§ What you need to do
From the entries that follow, gather each line holding the word "while".

§ Records supplied

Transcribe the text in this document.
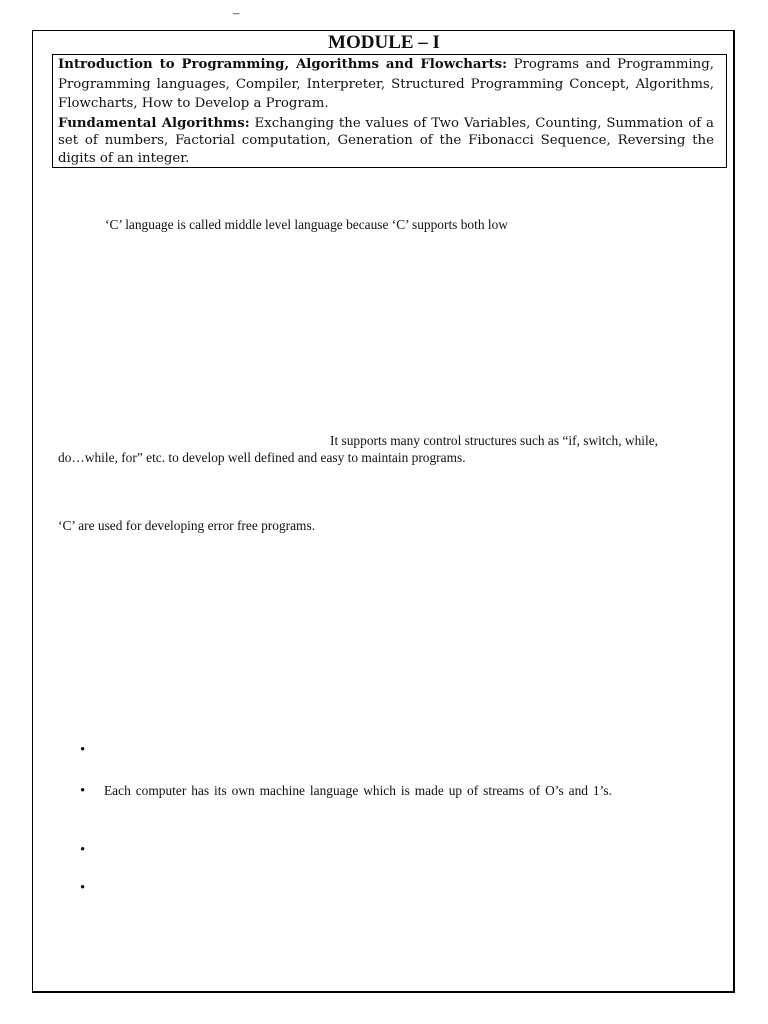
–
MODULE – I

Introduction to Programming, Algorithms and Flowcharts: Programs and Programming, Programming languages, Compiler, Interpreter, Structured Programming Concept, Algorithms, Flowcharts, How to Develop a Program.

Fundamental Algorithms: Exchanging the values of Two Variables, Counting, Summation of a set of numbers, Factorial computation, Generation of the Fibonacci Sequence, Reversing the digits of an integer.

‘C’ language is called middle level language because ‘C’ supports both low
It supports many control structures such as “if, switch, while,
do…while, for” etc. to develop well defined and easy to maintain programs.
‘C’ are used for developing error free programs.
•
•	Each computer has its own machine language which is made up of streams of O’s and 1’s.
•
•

---

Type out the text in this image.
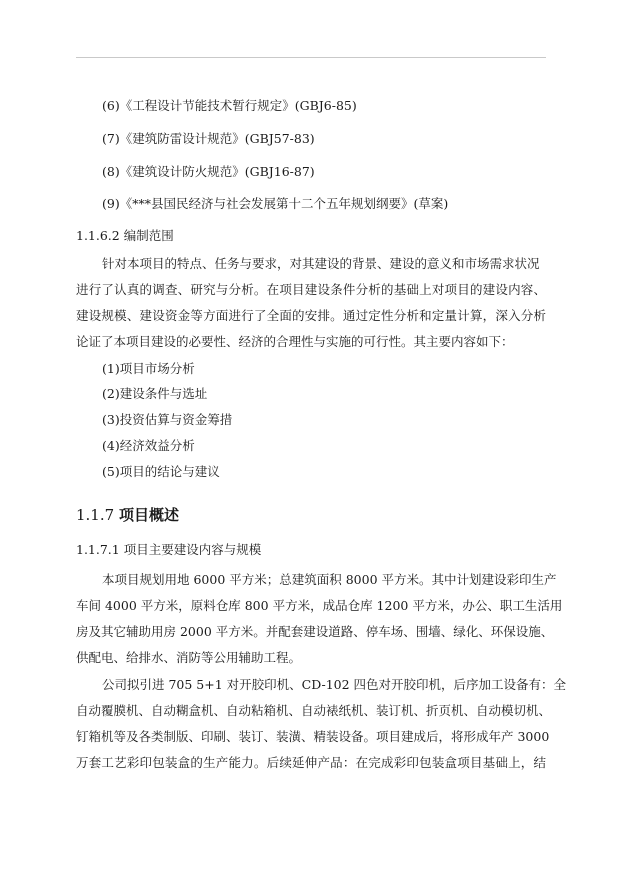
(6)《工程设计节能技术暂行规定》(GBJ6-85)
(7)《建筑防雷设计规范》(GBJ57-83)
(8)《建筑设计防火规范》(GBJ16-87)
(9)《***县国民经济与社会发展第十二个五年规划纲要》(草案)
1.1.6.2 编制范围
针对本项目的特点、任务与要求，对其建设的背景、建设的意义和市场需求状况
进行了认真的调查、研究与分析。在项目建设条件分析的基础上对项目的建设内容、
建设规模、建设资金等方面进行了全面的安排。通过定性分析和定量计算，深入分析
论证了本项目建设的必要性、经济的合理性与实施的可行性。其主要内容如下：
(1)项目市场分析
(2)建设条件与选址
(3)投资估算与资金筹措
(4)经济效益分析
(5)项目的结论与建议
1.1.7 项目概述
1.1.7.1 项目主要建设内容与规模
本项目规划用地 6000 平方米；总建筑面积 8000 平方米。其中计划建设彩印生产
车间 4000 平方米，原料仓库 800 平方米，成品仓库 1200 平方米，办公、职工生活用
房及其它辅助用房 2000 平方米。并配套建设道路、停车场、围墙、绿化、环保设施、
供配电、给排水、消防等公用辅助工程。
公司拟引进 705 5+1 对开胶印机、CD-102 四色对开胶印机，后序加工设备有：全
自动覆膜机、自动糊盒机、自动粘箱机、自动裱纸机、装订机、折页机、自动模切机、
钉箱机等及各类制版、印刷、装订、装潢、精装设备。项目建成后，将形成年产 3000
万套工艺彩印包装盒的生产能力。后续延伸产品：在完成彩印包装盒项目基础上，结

==

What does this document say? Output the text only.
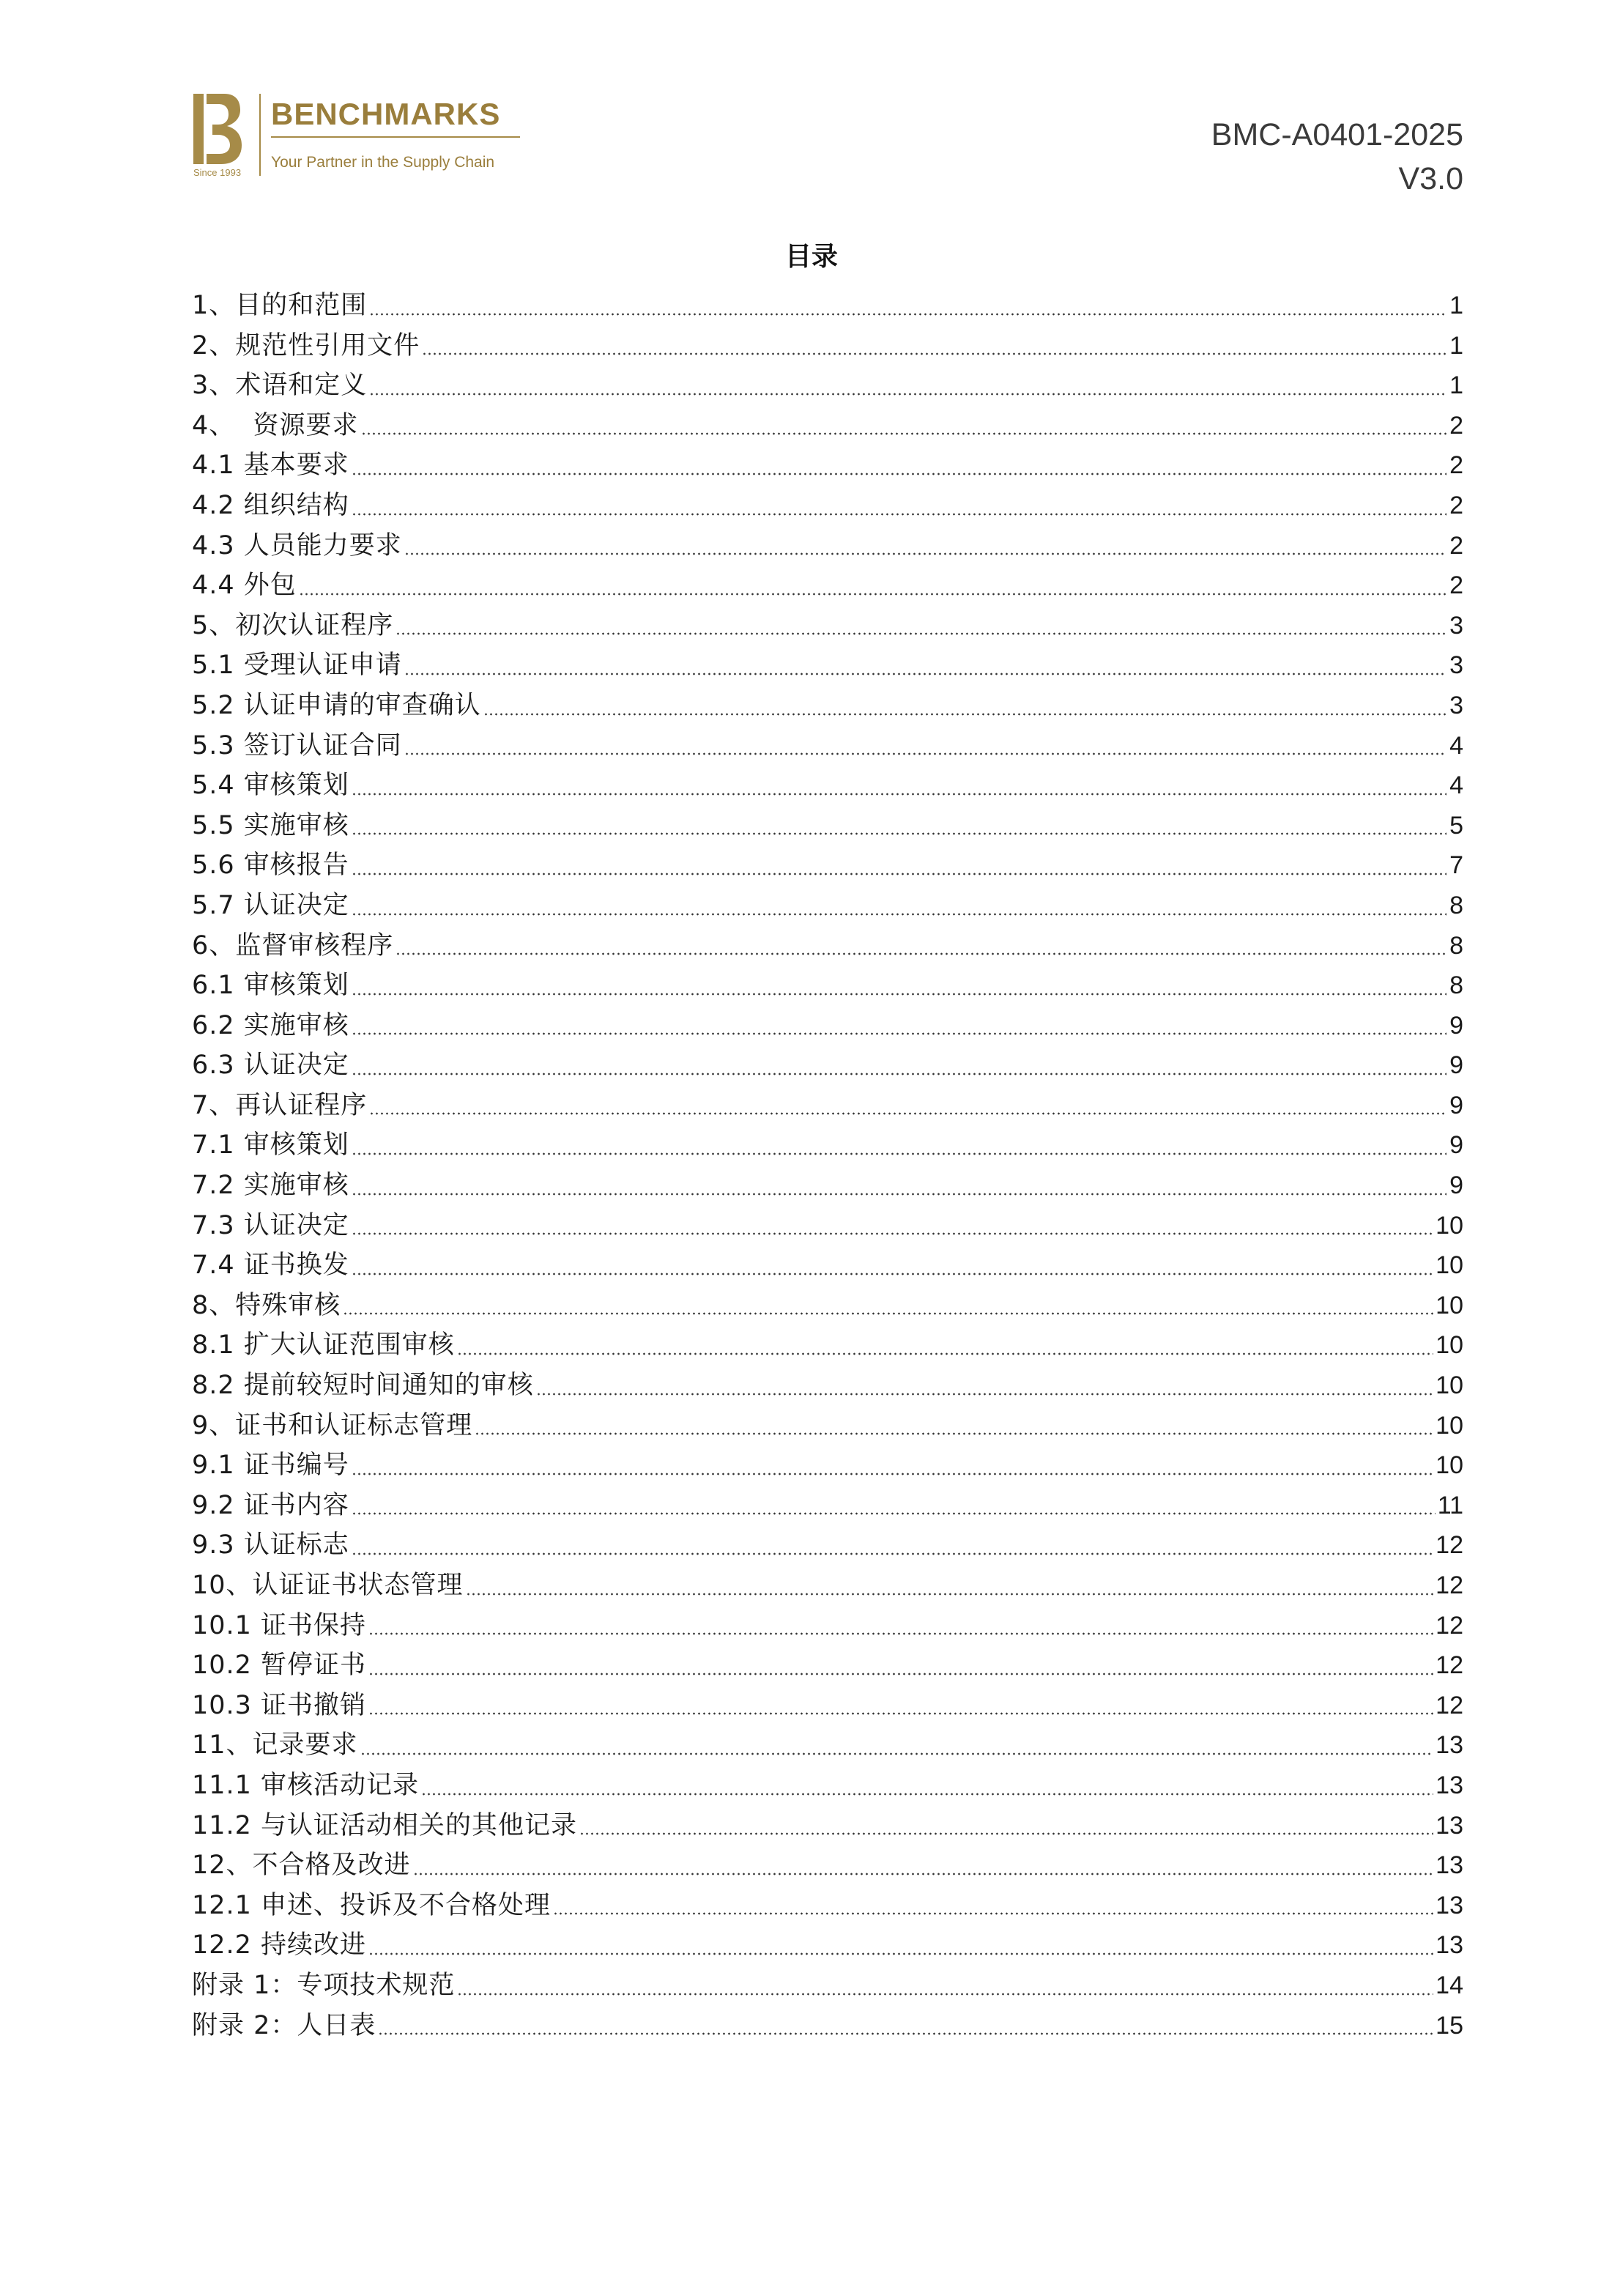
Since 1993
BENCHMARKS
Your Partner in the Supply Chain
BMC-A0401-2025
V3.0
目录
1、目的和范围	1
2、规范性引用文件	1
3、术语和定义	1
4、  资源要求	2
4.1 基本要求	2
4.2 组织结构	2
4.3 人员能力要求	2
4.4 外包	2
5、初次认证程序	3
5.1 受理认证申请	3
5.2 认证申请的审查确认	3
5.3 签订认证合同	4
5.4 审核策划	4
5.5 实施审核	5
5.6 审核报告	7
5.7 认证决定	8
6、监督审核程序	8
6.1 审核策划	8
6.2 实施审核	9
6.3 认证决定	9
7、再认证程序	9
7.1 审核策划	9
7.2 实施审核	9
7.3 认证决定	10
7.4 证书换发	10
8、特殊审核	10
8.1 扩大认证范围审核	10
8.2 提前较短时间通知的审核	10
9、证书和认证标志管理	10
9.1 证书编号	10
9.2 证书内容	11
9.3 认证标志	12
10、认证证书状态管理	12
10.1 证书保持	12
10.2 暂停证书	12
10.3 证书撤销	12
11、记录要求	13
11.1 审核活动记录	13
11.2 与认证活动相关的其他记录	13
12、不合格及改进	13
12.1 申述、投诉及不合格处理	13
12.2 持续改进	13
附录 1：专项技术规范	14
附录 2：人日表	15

§ Problem solution
It supports many control structures such as “if, switch, while,
do…while, for” etc. to develop well defined and easy to maintain programs.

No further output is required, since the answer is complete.